═════ THE RECORDS

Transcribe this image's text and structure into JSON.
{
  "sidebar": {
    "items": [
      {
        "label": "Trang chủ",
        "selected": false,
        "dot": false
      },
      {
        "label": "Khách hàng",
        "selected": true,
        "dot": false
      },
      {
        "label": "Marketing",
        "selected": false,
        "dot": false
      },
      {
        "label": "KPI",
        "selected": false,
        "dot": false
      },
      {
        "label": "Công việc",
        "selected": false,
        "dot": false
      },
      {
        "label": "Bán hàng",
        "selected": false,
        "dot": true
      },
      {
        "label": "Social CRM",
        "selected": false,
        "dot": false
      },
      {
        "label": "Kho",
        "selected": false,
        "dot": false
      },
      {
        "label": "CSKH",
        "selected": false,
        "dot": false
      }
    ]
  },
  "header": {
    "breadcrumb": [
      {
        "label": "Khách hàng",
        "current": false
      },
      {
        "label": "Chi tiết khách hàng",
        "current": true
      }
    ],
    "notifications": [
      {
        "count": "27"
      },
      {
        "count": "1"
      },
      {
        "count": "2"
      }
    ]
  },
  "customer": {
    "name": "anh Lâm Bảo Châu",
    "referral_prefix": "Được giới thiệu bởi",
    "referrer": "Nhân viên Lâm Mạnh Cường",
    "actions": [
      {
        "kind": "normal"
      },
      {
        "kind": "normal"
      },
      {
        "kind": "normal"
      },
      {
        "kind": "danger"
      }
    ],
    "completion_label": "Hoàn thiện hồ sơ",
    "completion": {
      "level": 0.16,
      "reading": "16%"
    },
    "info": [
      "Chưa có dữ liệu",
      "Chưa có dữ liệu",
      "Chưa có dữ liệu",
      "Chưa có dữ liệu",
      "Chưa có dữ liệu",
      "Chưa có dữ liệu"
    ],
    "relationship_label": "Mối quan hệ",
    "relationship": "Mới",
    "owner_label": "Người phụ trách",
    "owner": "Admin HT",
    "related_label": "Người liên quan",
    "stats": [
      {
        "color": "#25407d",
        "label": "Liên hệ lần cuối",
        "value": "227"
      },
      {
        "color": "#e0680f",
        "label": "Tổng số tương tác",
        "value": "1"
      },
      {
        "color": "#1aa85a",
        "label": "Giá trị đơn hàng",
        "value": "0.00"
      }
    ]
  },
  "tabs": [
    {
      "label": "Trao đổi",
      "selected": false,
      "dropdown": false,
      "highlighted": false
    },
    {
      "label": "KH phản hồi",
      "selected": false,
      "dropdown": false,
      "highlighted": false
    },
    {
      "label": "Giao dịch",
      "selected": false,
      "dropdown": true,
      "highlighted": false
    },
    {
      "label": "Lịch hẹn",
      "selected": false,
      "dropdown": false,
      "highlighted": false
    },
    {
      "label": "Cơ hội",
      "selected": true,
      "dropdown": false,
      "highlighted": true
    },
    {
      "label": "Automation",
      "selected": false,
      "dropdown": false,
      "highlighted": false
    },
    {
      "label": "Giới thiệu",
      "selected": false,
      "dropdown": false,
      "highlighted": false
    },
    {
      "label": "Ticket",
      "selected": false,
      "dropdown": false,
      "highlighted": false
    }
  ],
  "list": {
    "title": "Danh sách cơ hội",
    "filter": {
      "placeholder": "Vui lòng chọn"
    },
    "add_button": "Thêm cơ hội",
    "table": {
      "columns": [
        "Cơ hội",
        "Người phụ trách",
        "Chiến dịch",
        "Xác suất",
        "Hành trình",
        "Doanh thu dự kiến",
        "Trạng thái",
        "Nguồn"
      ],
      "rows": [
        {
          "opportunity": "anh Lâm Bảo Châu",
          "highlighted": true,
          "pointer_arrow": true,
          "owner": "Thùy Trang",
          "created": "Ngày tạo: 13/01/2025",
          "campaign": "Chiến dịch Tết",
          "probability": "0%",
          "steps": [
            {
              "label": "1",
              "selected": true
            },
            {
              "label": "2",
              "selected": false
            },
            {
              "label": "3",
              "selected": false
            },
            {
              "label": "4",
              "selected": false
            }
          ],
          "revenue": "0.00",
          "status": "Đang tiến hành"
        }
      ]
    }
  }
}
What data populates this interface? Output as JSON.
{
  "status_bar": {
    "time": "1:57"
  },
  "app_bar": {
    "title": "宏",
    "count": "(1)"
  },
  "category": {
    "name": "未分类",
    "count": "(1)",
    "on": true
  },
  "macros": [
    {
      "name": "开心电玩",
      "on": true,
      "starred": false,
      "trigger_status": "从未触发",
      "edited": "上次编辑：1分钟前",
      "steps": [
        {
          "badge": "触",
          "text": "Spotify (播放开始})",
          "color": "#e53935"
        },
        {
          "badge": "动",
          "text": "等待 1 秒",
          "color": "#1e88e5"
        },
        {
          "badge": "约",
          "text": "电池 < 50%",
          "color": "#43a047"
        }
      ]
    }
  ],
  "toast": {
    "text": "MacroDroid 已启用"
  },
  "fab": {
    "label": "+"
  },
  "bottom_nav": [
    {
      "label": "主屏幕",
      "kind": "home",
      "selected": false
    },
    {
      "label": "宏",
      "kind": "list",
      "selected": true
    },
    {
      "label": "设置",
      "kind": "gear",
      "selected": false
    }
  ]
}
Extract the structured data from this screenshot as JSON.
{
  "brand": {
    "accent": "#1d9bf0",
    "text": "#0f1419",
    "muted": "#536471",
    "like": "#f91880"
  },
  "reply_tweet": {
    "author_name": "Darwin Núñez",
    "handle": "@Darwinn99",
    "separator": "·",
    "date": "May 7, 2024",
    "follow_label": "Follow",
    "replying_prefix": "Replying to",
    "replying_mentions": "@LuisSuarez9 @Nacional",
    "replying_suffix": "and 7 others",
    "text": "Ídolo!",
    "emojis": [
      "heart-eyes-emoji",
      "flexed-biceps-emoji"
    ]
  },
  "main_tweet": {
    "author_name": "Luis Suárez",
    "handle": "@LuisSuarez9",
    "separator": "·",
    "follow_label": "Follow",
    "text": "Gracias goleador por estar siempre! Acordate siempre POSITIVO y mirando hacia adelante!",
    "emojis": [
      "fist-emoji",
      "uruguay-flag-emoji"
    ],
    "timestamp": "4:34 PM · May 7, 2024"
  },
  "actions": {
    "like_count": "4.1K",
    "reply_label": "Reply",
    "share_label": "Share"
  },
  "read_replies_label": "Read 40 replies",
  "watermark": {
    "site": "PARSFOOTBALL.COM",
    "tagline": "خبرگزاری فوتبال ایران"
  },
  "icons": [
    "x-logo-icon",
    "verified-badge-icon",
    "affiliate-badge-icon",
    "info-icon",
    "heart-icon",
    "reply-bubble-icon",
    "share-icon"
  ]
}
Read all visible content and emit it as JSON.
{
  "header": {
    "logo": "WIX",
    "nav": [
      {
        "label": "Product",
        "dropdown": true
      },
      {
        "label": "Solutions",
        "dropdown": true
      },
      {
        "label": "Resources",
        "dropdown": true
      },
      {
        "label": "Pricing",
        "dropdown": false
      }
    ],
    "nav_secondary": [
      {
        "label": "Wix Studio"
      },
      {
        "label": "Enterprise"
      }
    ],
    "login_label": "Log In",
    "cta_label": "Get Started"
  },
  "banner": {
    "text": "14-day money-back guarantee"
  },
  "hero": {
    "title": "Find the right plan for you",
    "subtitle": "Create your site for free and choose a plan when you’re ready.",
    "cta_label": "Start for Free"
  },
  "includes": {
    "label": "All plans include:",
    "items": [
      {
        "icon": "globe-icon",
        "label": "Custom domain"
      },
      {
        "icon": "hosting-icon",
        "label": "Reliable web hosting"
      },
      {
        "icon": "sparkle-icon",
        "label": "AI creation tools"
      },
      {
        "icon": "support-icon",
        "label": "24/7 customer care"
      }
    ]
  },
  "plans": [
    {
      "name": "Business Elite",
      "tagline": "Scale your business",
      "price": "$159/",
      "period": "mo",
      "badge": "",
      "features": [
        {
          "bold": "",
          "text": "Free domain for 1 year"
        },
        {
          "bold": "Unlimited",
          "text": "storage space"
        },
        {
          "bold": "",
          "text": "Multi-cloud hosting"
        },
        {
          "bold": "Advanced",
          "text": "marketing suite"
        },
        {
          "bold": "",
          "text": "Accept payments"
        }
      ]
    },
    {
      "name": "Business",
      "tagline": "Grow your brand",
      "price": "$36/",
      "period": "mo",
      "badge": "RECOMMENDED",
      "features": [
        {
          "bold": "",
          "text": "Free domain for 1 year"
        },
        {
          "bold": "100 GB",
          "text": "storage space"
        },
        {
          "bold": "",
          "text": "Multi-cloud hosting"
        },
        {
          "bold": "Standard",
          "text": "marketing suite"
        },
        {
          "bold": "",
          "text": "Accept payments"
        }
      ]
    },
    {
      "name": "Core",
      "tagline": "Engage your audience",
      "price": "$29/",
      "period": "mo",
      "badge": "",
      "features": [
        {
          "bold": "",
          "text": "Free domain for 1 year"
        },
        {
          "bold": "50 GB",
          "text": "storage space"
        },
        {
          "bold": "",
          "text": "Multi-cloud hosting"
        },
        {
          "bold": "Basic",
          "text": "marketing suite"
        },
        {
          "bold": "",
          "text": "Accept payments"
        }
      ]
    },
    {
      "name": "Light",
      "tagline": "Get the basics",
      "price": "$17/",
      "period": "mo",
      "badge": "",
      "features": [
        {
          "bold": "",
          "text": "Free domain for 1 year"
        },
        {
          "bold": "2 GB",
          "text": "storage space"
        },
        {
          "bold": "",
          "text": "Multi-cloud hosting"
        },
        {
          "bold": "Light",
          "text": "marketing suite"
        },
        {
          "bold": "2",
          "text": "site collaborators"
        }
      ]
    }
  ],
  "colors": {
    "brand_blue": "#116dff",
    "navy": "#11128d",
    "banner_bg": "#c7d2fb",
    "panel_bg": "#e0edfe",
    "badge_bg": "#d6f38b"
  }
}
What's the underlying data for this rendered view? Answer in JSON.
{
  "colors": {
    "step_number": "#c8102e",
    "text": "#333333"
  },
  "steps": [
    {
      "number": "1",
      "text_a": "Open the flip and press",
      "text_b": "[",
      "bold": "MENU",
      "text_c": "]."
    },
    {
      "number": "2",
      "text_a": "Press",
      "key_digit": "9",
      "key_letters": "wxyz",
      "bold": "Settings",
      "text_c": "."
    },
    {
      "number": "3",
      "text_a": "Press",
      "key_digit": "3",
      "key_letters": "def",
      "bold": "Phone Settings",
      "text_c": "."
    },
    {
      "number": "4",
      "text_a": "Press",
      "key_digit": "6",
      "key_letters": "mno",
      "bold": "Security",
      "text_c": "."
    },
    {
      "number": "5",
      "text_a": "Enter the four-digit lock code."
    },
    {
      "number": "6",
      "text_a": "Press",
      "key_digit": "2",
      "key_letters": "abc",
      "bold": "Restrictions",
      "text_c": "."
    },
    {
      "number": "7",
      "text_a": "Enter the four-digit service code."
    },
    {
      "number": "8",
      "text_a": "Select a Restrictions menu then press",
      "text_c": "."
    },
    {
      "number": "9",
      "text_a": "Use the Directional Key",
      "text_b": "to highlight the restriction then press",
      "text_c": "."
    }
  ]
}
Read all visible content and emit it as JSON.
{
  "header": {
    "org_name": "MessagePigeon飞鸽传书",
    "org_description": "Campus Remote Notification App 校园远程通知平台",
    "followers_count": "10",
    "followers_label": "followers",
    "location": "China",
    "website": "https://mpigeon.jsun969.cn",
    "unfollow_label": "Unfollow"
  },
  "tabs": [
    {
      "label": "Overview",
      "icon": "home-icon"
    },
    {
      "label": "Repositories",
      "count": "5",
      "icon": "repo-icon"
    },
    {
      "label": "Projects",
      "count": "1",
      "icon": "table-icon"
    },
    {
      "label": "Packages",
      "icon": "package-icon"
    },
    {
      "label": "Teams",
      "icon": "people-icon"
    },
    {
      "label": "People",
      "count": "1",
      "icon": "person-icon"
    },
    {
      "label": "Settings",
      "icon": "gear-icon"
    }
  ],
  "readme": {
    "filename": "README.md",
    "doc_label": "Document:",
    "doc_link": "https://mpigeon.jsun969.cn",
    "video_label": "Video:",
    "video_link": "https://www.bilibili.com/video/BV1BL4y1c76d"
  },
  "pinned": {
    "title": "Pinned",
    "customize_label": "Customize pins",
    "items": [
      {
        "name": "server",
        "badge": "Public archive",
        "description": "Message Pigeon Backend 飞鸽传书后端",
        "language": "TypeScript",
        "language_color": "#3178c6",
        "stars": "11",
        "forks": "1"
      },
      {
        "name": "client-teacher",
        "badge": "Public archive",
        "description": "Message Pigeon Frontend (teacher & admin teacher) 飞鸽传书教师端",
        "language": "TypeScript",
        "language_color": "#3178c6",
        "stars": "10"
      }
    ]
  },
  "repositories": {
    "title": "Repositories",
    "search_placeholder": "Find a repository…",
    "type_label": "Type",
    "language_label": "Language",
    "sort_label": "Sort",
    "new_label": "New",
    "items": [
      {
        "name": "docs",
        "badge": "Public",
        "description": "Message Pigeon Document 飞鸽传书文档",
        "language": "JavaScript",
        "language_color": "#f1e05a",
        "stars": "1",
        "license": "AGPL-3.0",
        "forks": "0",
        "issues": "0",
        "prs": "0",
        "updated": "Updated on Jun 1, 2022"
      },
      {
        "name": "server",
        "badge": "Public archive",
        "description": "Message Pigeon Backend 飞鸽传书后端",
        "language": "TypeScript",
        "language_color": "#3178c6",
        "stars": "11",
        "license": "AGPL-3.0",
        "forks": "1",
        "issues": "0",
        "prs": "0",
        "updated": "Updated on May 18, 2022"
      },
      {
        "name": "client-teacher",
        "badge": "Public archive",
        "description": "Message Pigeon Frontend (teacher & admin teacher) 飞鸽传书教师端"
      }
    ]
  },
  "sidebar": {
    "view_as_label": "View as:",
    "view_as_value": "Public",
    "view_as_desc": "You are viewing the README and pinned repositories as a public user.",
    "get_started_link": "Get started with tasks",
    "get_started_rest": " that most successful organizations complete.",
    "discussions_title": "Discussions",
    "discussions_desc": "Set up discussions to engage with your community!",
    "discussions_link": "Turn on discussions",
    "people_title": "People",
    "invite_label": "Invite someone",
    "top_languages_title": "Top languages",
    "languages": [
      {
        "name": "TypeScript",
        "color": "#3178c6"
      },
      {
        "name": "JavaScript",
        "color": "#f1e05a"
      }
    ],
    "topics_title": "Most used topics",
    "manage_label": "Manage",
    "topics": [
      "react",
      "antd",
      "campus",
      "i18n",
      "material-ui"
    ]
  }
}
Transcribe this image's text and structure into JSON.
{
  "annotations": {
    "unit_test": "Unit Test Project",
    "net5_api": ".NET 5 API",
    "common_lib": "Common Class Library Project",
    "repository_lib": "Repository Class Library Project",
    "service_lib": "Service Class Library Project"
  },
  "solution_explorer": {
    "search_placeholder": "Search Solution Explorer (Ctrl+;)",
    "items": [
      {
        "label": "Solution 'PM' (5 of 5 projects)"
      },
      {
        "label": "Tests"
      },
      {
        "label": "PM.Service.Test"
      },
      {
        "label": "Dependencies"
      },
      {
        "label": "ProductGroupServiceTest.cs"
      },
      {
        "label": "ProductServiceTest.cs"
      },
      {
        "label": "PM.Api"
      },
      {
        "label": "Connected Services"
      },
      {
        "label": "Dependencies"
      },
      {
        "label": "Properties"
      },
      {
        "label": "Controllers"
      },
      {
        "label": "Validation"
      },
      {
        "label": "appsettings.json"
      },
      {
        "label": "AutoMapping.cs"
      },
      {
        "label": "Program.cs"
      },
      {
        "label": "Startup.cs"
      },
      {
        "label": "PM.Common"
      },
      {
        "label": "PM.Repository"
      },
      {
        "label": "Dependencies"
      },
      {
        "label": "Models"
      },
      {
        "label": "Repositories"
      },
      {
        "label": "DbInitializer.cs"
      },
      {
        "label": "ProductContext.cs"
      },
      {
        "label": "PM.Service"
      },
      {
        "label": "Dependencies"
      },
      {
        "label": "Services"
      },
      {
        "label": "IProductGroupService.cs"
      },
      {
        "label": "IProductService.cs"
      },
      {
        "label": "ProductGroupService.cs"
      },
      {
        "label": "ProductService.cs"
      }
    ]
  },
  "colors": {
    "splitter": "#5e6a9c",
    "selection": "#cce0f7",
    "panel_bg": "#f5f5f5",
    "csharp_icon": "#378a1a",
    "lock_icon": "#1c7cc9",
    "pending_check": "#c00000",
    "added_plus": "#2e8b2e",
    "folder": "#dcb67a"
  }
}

══════════

Find every line that has "https" in it, then return those lines.

▶ RESULT FOR THIS TASK:
    "website": "https://mpigeon.jsun969.cn",
    "doc_link": "https://mpigeon.jsun969.cn",
    "video_link": "https://www.bilibili.com/video/BV1BL4y1c76d"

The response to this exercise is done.